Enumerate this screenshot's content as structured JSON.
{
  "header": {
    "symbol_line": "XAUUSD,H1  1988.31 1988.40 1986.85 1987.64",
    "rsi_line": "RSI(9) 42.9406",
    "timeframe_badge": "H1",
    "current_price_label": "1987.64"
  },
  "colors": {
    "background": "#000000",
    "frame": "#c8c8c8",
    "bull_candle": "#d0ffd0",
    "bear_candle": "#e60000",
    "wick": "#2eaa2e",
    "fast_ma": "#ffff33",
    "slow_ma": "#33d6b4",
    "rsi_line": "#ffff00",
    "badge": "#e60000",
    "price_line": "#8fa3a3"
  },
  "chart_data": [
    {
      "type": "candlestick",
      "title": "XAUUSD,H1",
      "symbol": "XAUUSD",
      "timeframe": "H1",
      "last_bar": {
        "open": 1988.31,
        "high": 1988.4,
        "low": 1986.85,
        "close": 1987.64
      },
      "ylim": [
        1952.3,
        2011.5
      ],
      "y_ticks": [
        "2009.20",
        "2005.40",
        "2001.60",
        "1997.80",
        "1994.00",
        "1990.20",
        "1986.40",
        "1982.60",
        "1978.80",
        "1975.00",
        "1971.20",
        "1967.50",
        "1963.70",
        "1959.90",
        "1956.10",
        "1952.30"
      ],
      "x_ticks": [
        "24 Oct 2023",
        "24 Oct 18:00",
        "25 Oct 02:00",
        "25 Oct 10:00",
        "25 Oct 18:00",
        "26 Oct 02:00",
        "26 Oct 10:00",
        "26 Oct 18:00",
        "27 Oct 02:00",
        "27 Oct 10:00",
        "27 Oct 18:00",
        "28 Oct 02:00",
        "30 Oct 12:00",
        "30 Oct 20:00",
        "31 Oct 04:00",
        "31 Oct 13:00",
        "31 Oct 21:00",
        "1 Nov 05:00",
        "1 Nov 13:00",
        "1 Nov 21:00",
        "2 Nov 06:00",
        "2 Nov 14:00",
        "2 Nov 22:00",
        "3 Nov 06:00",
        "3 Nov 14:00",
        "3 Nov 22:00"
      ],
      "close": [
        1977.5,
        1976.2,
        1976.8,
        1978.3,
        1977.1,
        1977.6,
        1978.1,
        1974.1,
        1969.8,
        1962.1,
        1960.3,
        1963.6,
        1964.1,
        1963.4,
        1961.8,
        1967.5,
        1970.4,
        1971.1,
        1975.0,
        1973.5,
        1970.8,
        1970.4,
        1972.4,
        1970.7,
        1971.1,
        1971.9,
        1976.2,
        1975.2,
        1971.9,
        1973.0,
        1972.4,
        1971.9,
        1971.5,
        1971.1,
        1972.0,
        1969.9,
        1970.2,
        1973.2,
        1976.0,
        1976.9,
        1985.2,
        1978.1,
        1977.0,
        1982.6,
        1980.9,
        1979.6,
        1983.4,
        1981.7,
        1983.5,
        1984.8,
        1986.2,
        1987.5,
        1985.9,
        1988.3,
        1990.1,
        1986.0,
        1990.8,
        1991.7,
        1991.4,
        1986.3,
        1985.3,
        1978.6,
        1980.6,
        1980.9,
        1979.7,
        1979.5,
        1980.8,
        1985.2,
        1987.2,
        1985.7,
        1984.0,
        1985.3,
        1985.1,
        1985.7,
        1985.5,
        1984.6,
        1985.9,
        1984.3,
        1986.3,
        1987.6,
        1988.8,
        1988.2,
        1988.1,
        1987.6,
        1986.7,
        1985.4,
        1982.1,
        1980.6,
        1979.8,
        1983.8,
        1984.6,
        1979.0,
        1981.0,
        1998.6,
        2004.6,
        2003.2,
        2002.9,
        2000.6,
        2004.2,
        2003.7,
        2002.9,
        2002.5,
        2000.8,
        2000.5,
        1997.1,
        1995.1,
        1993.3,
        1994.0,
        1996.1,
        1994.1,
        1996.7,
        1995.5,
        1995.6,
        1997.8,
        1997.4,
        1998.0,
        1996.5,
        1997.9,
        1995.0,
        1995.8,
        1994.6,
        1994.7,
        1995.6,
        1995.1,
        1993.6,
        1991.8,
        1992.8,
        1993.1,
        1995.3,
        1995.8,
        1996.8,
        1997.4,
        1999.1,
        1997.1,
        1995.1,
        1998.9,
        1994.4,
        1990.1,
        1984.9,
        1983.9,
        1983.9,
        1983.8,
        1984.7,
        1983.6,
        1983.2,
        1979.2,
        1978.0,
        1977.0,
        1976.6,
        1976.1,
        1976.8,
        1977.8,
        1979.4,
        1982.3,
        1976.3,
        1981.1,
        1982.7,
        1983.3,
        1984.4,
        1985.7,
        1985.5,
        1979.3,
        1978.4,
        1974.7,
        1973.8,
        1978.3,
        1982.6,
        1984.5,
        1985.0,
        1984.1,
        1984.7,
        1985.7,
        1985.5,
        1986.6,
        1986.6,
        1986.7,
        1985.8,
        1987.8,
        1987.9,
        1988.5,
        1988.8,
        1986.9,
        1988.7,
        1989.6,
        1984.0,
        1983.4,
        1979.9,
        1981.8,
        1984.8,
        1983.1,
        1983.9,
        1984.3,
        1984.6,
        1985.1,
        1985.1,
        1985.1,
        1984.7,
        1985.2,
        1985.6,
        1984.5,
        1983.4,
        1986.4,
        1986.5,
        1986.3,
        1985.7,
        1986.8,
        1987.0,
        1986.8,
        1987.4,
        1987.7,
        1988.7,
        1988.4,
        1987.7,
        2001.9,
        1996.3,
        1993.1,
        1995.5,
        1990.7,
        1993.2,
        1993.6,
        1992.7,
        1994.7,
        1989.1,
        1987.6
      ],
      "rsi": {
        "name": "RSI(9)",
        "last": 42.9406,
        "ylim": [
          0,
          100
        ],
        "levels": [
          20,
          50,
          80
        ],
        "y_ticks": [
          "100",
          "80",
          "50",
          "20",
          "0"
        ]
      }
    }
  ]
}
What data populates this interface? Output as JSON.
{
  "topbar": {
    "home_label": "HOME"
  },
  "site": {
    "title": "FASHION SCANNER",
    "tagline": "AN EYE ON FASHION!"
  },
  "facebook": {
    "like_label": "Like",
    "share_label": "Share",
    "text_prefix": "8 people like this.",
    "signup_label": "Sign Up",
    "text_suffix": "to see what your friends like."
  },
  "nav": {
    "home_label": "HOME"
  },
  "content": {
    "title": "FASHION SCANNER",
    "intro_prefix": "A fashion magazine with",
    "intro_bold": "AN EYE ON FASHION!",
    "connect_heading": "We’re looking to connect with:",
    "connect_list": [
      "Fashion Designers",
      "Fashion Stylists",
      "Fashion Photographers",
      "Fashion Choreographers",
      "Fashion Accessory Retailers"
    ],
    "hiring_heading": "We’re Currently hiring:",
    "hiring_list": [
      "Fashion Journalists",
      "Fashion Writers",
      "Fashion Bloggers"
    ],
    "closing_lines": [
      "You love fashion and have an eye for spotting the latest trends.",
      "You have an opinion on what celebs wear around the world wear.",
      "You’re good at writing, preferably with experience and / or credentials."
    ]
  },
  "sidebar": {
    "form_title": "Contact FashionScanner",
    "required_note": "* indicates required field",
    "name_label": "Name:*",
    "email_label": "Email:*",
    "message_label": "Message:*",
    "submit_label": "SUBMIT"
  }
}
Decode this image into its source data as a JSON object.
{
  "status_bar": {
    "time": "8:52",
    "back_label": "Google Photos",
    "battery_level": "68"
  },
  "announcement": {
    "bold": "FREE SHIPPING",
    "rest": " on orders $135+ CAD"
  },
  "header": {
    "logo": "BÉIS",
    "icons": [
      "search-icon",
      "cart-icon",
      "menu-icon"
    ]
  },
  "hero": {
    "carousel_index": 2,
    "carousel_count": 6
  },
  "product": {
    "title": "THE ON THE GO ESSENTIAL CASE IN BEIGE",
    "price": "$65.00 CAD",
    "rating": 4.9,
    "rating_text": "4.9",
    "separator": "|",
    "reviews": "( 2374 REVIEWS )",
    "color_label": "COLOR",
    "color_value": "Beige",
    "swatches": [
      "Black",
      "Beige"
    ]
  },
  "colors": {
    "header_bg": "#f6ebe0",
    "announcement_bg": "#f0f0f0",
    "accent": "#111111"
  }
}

********

> _TO DO_:
Copy, character for character, the lines from the line that holds "Decode this image" through the final line of the records above.

> _RESPONSE FOR THIS EXERCISE_:
Decode this image into its source data as a JSON object.
{
  "status_bar": {
    "time": "8:52",
    "back_label": "Google Photos",
    "battery_level": "68"
  },
  "announcement": {
    "bold": "FREE SHIPPING",
    "rest": " on orders $135+ CAD"
  },
  "header": {
    "logo": "BÉIS",
    "icons": [
      "search-icon",
      "cart-icon",
      "menu-icon"
    ]
  },
  "hero": {
    "carousel_index": 2,
    "carousel_count": 6
  },
  "product": {
    "title": "THE ON THE GO ESSENTIAL CASE IN BEIGE",
    "price": "$65.00 CAD",
    "rating": 4.9,
    "rating_text": "4.9",
    "separator": "|",
    "reviews": "( 2374 REVIEWS )",
    "color_label": "COLOR",
    "color_value": "Beige",
    "swatches": [
      "Black",
      "Beige"
    ]
  },
  "colors": {
    "header_bg": "#f6ebe0",
    "announcement_bg": "#f0f0f0",
    "accent": "#111111"
  }
}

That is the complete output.